Short exercise: Lines holding the string "glyph" are the ones to copy from this listing.

Records for the task:
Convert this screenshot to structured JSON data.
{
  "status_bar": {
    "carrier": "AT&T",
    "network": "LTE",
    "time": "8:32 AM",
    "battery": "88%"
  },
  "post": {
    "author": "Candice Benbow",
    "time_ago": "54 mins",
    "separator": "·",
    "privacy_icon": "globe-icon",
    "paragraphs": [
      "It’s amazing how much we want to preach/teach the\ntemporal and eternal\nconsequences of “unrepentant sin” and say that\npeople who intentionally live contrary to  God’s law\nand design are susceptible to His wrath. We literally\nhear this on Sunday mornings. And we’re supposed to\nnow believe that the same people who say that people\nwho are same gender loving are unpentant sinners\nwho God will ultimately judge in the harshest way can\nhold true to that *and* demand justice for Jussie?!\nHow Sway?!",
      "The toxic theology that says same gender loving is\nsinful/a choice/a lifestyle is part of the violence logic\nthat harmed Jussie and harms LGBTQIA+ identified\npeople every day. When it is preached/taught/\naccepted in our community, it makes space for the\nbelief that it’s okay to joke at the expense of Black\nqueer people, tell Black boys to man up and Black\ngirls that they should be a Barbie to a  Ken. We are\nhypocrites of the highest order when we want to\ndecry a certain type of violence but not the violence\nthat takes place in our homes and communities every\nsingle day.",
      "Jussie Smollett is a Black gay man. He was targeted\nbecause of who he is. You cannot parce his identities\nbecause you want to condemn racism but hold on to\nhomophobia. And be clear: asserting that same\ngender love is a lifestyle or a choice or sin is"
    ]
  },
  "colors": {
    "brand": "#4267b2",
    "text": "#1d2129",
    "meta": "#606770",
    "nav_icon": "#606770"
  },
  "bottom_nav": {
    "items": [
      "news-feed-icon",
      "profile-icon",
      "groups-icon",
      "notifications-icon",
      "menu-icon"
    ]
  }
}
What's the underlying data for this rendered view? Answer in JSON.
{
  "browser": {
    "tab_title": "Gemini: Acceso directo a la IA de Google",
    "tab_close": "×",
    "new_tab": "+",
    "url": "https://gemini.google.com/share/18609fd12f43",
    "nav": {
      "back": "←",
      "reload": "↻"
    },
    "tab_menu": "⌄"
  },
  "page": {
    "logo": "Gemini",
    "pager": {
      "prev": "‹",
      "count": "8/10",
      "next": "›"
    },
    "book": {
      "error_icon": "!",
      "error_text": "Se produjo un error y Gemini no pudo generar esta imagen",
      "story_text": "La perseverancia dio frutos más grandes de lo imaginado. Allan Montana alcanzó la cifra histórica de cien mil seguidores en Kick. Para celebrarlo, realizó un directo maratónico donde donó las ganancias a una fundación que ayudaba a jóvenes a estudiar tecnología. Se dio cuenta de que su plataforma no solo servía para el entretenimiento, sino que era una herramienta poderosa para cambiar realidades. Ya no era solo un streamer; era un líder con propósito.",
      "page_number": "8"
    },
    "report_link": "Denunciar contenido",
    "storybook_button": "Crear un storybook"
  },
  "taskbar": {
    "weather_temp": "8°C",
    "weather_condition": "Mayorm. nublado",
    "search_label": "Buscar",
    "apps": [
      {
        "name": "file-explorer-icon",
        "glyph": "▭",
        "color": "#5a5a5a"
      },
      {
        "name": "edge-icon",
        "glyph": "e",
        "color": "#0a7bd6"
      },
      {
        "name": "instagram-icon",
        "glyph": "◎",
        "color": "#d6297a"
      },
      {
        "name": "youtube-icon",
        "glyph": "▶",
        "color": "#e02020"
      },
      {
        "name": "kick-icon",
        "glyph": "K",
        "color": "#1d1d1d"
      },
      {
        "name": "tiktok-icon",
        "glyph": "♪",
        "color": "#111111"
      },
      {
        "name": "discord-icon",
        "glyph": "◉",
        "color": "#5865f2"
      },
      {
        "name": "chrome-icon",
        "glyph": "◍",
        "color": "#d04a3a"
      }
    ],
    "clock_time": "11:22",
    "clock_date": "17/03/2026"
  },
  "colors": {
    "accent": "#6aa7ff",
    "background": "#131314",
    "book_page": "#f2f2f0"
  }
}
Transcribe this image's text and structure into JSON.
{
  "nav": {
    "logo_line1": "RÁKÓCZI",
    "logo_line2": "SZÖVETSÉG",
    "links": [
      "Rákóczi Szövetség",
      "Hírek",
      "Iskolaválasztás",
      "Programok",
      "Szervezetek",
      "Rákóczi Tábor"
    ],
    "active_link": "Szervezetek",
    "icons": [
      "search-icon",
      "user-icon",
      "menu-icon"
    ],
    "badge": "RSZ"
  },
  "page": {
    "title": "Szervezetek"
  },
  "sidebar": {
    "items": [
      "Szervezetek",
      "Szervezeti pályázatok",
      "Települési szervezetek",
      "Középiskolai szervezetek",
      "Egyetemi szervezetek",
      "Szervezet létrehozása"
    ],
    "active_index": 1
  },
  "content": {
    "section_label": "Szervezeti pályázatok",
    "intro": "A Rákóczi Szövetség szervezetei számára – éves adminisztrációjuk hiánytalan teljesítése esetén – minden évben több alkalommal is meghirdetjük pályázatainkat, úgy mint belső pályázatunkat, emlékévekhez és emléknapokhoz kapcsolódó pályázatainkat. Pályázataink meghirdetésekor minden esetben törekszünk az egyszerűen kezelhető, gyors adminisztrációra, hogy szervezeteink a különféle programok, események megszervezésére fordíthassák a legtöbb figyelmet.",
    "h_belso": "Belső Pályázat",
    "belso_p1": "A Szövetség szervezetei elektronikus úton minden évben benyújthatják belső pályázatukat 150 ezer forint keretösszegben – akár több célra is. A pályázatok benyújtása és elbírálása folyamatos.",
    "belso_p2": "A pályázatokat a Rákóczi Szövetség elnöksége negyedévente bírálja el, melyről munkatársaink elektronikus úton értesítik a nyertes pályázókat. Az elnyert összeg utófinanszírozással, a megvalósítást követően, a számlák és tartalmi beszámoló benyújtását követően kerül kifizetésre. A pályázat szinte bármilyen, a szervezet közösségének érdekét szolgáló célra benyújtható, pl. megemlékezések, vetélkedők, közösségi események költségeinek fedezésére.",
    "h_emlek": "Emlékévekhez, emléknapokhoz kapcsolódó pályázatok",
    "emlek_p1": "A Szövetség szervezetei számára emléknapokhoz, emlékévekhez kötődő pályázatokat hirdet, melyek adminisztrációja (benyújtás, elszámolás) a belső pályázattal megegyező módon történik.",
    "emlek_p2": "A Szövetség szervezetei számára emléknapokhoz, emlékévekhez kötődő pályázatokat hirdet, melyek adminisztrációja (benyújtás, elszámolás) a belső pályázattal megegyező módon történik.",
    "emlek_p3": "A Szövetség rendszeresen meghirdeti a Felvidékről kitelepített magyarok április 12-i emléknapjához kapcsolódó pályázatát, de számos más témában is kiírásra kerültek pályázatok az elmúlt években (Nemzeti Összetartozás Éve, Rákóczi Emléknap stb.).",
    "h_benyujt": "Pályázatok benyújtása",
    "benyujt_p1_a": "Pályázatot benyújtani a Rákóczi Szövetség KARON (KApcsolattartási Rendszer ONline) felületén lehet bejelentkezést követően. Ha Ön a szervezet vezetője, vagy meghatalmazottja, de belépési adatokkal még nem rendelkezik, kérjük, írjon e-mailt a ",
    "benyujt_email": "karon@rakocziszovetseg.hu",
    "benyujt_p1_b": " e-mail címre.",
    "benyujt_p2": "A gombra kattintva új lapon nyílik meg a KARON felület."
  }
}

Answer below:
        "glyph": "▭",
        "glyph": "e",
        "glyph": "◎",
        "glyph": "▶",
        "glyph": "K",
        "glyph": "♪",
        "glyph": "◉",
        "glyph": "◍",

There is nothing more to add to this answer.